Please repeat the items below with every "omega-shade" substituted by "omega-fill", leaving everything else unchanged.

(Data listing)
━━━━━━━━━━━━━━━━
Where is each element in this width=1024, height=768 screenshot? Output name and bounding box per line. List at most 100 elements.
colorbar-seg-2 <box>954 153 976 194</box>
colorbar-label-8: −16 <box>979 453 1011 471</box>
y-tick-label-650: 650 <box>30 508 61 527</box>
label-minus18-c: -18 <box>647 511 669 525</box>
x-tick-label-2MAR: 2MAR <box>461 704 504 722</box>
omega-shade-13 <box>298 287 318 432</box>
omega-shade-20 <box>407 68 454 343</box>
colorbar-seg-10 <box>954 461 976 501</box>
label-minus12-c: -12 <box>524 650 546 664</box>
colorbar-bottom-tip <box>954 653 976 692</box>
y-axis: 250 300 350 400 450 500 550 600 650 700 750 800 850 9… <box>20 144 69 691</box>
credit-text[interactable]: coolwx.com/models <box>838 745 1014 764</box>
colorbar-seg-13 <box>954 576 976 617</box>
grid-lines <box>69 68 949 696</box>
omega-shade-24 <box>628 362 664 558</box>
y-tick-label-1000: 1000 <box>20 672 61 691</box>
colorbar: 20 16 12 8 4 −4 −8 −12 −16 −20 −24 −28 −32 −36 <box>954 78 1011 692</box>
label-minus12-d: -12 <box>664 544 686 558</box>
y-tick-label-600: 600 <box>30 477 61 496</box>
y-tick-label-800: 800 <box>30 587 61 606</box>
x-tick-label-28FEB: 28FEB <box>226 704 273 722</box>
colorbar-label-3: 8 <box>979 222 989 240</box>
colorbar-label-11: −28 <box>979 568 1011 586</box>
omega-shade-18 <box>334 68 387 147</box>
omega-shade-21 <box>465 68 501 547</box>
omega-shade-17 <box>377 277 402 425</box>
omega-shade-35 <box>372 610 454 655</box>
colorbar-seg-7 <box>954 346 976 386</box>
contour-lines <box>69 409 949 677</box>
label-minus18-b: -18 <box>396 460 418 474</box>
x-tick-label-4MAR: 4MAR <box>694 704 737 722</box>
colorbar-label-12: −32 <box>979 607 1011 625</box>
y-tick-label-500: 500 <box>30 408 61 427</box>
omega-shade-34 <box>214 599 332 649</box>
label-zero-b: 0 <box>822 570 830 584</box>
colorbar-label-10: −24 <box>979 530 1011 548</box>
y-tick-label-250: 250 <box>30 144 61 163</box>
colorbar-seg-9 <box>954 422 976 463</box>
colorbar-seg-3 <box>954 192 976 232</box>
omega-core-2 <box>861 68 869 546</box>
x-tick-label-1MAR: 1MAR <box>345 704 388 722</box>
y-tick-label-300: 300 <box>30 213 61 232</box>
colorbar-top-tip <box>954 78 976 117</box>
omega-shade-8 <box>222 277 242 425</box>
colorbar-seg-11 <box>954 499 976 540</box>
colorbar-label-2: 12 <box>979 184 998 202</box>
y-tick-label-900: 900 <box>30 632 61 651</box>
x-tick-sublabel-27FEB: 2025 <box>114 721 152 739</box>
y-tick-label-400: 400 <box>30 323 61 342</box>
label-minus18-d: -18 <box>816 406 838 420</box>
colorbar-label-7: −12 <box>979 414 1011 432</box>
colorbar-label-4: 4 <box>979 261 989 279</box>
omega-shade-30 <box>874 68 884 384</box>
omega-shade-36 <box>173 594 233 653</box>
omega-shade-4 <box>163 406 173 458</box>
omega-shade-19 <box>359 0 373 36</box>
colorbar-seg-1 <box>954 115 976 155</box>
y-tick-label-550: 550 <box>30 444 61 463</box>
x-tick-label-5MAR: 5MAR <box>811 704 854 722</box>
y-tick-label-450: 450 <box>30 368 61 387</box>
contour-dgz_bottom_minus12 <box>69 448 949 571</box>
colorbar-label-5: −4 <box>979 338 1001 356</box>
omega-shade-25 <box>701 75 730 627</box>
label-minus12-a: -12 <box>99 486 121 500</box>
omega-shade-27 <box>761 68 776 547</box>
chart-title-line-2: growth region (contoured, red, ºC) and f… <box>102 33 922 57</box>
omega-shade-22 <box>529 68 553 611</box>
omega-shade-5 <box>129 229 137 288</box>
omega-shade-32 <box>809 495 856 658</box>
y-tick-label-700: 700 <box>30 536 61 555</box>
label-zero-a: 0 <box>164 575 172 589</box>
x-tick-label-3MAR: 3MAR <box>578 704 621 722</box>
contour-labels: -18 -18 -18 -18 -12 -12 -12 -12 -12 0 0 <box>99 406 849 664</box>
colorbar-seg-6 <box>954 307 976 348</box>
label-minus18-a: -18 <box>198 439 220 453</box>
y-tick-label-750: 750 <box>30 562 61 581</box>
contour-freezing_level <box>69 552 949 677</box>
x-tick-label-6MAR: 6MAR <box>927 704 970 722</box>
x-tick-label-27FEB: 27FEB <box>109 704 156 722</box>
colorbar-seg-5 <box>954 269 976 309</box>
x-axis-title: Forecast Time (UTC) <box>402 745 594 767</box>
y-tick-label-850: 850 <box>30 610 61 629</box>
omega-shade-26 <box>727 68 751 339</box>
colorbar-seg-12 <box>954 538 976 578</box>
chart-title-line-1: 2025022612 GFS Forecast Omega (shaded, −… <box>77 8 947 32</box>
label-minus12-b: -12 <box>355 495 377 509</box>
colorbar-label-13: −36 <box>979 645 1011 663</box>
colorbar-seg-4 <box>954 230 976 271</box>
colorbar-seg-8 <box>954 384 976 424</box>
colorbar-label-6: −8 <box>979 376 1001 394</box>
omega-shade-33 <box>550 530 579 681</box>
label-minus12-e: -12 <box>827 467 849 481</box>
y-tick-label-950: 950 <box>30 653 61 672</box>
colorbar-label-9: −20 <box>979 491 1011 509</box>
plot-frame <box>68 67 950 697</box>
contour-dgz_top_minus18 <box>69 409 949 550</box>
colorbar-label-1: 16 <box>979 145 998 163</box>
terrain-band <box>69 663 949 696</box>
━━━━━━━━━━━━━━━━
**In response:**
Where is each element in this width=1024, height=768 screenshot? Output name and bounding box per line. List at most 100 elements.
colorbar-seg-2 <box>954 153 976 194</box>
colorbar-label-8: −16 <box>979 453 1011 471</box>
y-tick-label-650: 650 <box>30 508 61 527</box>
label-minus18-c: -18 <box>647 511 669 525</box>
x-tick-label-2MAR: 2MAR <box>461 704 504 722</box>
omega-fill-13 <box>298 287 318 432</box>
omega-fill-20 <box>407 68 454 343</box>
colorbar-seg-10 <box>954 461 976 501</box>
label-minus12-c: -12 <box>524 650 546 664</box>
colorbar-bottom-tip <box>954 653 976 692</box>
y-axis: 250 300 350 400 450 500 550 600 650 700 750 800 850 9… <box>20 144 69 691</box>
credit-text[interactable]: coolwx.com/models <box>838 745 1014 764</box>
colorbar-seg-13 <box>954 576 976 617</box>
grid-lines <box>69 68 949 696</box>
omega-fill-24 <box>628 362 664 558</box>
y-tick-label-1000: 1000 <box>20 672 61 691</box>
colorbar: 20 16 12 8 4 −4 −8 −12 −16 −20 −24 −28 −32 −36 <box>954 78 1011 692</box>
label-minus12-d: -12 <box>664 544 686 558</box>
y-tick-label-600: 600 <box>30 477 61 496</box>
y-tick-label-800: 800 <box>30 587 61 606</box>
x-tick-label-28FEB: 28FEB <box>226 704 273 722</box>
colorbar-label-3: 8 <box>979 222 989 240</box>
colorbar-label-11: −28 <box>979 568 1011 586</box>
omega-fill-18 <box>334 68 387 147</box>
omega-fill-21 <box>465 68 501 547</box>
omega-fill-17 <box>377 277 402 425</box>
omega-fill-35 <box>372 610 454 655</box>
colorbar-seg-7 <box>954 346 976 386</box>
contour-lines <box>69 409 949 677</box>
label-minus18-b: -18 <box>396 460 418 474</box>
x-tick-label-4MAR: 4MAR <box>694 704 737 722</box>
colorbar-label-12: −32 <box>979 607 1011 625</box>
y-tick-label-500: 500 <box>30 408 61 427</box>
omega-fill-34 <box>214 599 332 649</box>
label-zero-b: 0 <box>822 570 830 584</box>
colorbar-label-10: −24 <box>979 530 1011 548</box>
y-tick-label-250: 250 <box>30 144 61 163</box>
colorbar-seg-9 <box>954 422 976 463</box>
colorbar-seg-3 <box>954 192 976 232</box>
omega-core-2 <box>861 68 869 546</box>
x-tick-label-1MAR: 1MAR <box>345 704 388 722</box>
y-tick-label-300: 300 <box>30 213 61 232</box>
colorbar-top-tip <box>954 78 976 117</box>
omega-fill-8 <box>222 277 242 425</box>
colorbar-seg-11 <box>954 499 976 540</box>
colorbar-label-2: 12 <box>979 184 998 202</box>
y-tick-label-900: 900 <box>30 632 61 651</box>
x-tick-sublabel-27FEB: 2025 <box>114 721 152 739</box>
y-tick-label-400: 400 <box>30 323 61 342</box>
label-minus18-d: -18 <box>816 406 838 420</box>
colorbar-label-7: −12 <box>979 414 1011 432</box>
colorbar-label-4: 4 <box>979 261 989 279</box>
omega-fill-30 <box>874 68 884 384</box>
omega-fill-36 <box>173 594 233 653</box>
omega-fill-4 <box>163 406 173 458</box>
omega-fill-19 <box>359 0 373 36</box>
colorbar-seg-1 <box>954 115 976 155</box>
y-tick-label-550: 550 <box>30 444 61 463</box>
x-tick-label-5MAR: 5MAR <box>811 704 854 722</box>
y-tick-label-450: 450 <box>30 368 61 387</box>
contour-dgz_bottom_minus12 <box>69 448 949 571</box>
colorbar-label-5: −4 <box>979 338 1001 356</box>
omega-fill-25 <box>701 75 730 627</box>
label-minus12-a: -12 <box>99 486 121 500</box>
omega-fill-27 <box>761 68 776 547</box>
chart-title-line-2: growth region (contoured, red, ºC) and f… <box>102 33 922 57</box>
omega-fill-22 <box>529 68 553 611</box>
omega-fill-5 <box>129 229 137 288</box>
omega-fill-32 <box>809 495 856 658</box>
y-tick-label-700: 700 <box>30 536 61 555</box>
label-zero-a: 0 <box>164 575 172 589</box>
x-tick-label-3MAR: 3MAR <box>578 704 621 722</box>
contour-labels: -18 -18 -18 -18 -12 -12 -12 -12 -12 0 0 <box>99 406 849 664</box>
colorbar-seg-6 <box>954 307 976 348</box>
label-minus18-a: -18 <box>198 439 220 453</box>
y-tick-label-750: 750 <box>30 562 61 581</box>
contour-freezing_level <box>69 552 949 677</box>
x-tick-label-6MAR: 6MAR <box>927 704 970 722</box>
x-tick-label-27FEB: 27FEB <box>109 704 156 722</box>
colorbar-seg-5 <box>954 269 976 309</box>
x-axis-title: Forecast Time (UTC) <box>402 745 594 767</box>
y-tick-label-850: 850 <box>30 610 61 629</box>
omega-fill-26 <box>727 68 751 339</box>
colorbar-seg-12 <box>954 538 976 578</box>
chart-title-line-1: 2025022612 GFS Forecast Omega (shaded, −… <box>77 8 947 32</box>
label-minus12-b: -12 <box>355 495 377 509</box>
colorbar-label-13: −36 <box>979 645 1011 663</box>
colorbar-seg-4 <box>954 230 976 271</box>
colorbar-seg-8 <box>954 384 976 424</box>
colorbar-label-6: −8 <box>979 376 1001 394</box>
omega-fill-33 <box>550 530 579 681</box>
label-minus12-e: -12 <box>827 467 849 481</box>
y-tick-label-950: 950 <box>30 653 61 672</box>
colorbar-label-9: −20 <box>979 491 1011 509</box>
plot-frame <box>68 67 950 697</box>
contour-dgz_top_minus18 <box>69 409 949 550</box>
colorbar-label-1: 16 <box>979 145 998 163</box>
terrain-band <box>69 663 949 696</box>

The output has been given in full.